◆ BRIEF
Below are some entries. Work out how many of their lines hold the word "управленцы", and write that number alone.

Records from a data source:
------------------------------

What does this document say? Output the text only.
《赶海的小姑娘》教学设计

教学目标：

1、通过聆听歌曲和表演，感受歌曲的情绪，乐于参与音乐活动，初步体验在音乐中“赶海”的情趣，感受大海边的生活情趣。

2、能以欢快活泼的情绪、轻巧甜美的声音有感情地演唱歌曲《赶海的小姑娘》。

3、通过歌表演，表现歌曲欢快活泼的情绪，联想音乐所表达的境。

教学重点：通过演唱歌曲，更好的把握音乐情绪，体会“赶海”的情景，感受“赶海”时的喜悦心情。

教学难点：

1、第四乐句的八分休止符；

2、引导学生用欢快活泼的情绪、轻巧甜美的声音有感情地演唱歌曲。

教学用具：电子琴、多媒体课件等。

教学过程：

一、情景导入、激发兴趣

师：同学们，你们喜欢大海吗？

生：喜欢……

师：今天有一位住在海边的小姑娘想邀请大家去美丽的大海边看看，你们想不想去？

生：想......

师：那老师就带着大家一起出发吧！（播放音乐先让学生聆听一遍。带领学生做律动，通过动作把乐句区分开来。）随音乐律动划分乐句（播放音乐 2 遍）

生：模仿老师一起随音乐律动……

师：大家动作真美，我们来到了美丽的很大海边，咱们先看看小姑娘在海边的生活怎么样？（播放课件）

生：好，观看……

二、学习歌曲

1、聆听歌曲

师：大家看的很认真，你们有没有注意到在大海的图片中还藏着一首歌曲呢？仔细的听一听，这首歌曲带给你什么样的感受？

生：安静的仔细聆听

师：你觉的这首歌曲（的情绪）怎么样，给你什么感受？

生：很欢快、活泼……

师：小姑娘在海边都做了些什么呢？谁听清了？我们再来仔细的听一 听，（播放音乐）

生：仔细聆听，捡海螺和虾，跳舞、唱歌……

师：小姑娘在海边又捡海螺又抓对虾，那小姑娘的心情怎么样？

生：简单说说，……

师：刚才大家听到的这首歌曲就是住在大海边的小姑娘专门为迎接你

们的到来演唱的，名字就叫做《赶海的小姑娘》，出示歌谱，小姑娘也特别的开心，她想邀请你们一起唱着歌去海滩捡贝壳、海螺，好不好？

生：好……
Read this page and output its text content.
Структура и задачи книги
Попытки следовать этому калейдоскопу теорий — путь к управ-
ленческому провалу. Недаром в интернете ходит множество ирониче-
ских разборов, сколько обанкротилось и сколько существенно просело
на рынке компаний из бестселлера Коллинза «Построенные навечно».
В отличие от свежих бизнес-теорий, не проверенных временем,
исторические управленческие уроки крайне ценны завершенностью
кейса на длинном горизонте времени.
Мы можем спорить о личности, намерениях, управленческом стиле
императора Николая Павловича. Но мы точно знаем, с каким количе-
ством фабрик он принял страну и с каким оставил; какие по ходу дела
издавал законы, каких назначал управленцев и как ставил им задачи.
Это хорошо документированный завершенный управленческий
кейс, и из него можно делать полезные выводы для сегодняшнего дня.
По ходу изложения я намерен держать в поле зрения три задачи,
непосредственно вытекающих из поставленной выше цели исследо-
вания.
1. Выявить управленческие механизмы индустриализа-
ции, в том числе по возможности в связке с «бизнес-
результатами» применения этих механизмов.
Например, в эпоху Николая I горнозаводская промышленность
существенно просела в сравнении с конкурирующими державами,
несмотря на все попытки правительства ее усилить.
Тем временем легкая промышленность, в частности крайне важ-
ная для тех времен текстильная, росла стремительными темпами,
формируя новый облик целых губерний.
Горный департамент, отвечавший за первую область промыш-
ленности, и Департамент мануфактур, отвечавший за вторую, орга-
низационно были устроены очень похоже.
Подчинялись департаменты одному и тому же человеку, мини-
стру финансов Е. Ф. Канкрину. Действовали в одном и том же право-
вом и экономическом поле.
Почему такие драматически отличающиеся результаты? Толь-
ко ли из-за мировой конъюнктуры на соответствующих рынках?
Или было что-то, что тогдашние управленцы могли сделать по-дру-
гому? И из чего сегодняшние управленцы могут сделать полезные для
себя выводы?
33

------------------------------

◆ SOLVED EXERCISE
2